> **WORK REQUIRED**
Below is a set of records; restate each one word for word.

> **MATERIAL SHOWN**

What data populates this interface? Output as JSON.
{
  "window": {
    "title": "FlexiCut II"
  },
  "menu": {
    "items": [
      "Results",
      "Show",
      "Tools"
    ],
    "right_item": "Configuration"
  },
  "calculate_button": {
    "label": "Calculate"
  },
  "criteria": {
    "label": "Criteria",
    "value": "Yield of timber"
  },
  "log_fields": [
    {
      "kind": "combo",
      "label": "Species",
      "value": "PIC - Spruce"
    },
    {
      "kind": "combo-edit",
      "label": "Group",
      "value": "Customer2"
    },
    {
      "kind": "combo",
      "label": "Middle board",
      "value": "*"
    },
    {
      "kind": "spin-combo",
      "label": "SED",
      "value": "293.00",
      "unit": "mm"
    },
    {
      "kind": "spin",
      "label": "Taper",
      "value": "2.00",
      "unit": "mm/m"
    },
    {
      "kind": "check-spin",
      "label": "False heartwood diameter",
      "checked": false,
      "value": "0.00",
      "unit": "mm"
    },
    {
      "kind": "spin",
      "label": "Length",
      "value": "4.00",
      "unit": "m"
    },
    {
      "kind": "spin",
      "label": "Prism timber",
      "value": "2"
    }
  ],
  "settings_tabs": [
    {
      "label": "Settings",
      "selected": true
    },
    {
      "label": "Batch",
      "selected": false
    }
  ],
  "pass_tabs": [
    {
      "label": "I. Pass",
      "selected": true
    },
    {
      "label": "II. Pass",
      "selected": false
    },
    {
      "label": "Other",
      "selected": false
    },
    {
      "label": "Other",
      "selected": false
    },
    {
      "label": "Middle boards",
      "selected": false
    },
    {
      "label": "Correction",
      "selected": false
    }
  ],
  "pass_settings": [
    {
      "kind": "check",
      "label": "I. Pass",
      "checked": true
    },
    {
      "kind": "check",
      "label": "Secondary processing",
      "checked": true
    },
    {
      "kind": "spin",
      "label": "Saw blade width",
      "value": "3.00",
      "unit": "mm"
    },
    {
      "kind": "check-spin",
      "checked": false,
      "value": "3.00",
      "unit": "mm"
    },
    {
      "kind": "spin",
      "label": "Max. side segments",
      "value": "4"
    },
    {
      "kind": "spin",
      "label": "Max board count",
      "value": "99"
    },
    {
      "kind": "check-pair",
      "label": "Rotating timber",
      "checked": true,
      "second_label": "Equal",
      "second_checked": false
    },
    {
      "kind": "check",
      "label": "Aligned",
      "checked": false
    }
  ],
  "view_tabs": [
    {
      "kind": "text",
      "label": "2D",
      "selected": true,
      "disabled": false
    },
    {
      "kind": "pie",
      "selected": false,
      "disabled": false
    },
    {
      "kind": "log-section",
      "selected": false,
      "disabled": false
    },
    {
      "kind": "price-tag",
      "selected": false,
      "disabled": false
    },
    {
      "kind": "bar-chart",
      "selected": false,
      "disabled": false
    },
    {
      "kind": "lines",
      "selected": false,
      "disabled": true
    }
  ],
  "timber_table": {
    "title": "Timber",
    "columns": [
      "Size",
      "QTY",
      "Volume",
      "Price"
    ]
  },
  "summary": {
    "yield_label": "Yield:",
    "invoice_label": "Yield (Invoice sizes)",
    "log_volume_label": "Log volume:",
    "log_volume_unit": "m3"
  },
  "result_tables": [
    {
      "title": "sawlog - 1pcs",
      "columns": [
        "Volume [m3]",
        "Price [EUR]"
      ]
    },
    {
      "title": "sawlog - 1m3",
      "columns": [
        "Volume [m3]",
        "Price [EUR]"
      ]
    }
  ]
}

> **WRITTEN REPLY**
What data populates this interface? Output as JSON.
{
  "window": {
    "title": "FlexiCut II"
  },
  "menu": {
    "items": [
      "Results",
      "Show",
      "Tools"
    ],
    "right_item": "Configuration"
  },
  "calculate_button": {
    "label": "Calculate"
  },
  "criteria": {
    "label": "Criteria",
    "value": "Yield of timber"
  },
  "log_fields": [
    {
      "kind": "combo",
      "label": "Species",
      "value": "PIC - Spruce"
    },
    {
      "kind": "combo-edit",
      "label": "Group",
      "value": "Customer2"
    },
    {
      "kind": "combo",
      "label": "Middle board",
      "value": "*"
    },
    {
      "kind": "spin-combo",
      "label": "SED",
      "value": "293.00",
      "unit": "mm"
    },
    {
      "kind": "spin",
      "label": "Taper",
      "value": "2.00",
      "unit": "mm/m"
    },
    {
      "kind": "check-spin",
      "label": "False heartwood diameter",
      "checked": false,
      "value": "0.00",
      "unit": "mm"
    },
    {
      "kind": "spin",
      "label": "Length",
      "value": "4.00",
      "unit": "m"
    },
    {
      "kind": "spin",
      "label": "Prism timber",
      "value": "2"
    }
  ],
  "settings_tabs": [
    {
      "label": "Settings",
      "selected": true
    },
    {
      "label": "Batch",
      "selected": false
    }
  ],
  "pass_tabs": [
    {
      "label": "I. Pass",
      "selected": true
    },
    {
      "label": "II. Pass",
      "selected": false
    },
    {
      "label": "Other",
      "selected": false
    },
    {
      "label": "Other",
      "selected": false
    },
    {
      "label": "Middle boards",
      "selected": false
    },
    {
      "label": "Correction",
      "selected": false
    }
  ],
  "pass_settings": [
    {
      "kind": "check",
      "label": "I. Pass",
      "checked": true
    },
    {
      "kind": "check",
      "label": "Secondary processing",
      "checked": true
    },
    {
      "kind": "spin",
      "label": "Saw blade width",
      "value": "3.00",
      "unit": "mm"
    },
    {
      "kind": "check-spin",
      "checked": false,
      "value": "3.00",
      "unit": "mm"
    },
    {
      "kind": "spin",
      "label": "Max. side segments",
      "value": "4"
    },
    {
      "kind": "spin",
      "label": "Max board count",
      "value": "99"
    },
    {
      "kind": "check-pair",
      "label": "Rotating timber",
      "checked": true,
      "second_label": "Equal",
      "second_checked": false
    },
    {
      "kind": "check",
      "label": "Aligned",
      "checked": false
    }
  ],
  "view_tabs": [
    {
      "kind": "text",
      "label": "2D",
      "selected": true,
      "disabled": false
    },
    {
      "kind": "pie",
      "selected": false,
      "disabled": false
    },
    {
      "kind": "log-section",
      "selected": false,
      "disabled": false
    },
    {
      "kind": "price-tag",
      "selected": false,
      "disabled": false
    },
    {
      "kind": "bar-chart",
      "selected": false,
      "disabled": false
    },
    {
      "kind": "lines",
      "selected": false,
      "disabled": true
    }
  ],
  "timber_table": {
    "title": "Timber",
    "columns": [
      "Size",
      "QTY",
      "Volume",
      "Price"
    ]
  },
  "summary": {
    "yield_label": "Yield:",
    "invoice_label": "Yield (Invoice sizes)",
    "log_volume_label": "Log volume:",
    "log_volume_unit": "m3"
  },
  "result_tables": [
    {
      "title": "sawlog - 1pcs",
      "columns": [
        "Volume [m3]",
        "Price [EUR]"
      ]
    },
    {
      "title": "sawlog - 1m3",
      "columns": [
        "Volume [m3]",
        "Price [EUR]"
      ]
    }
  ]
}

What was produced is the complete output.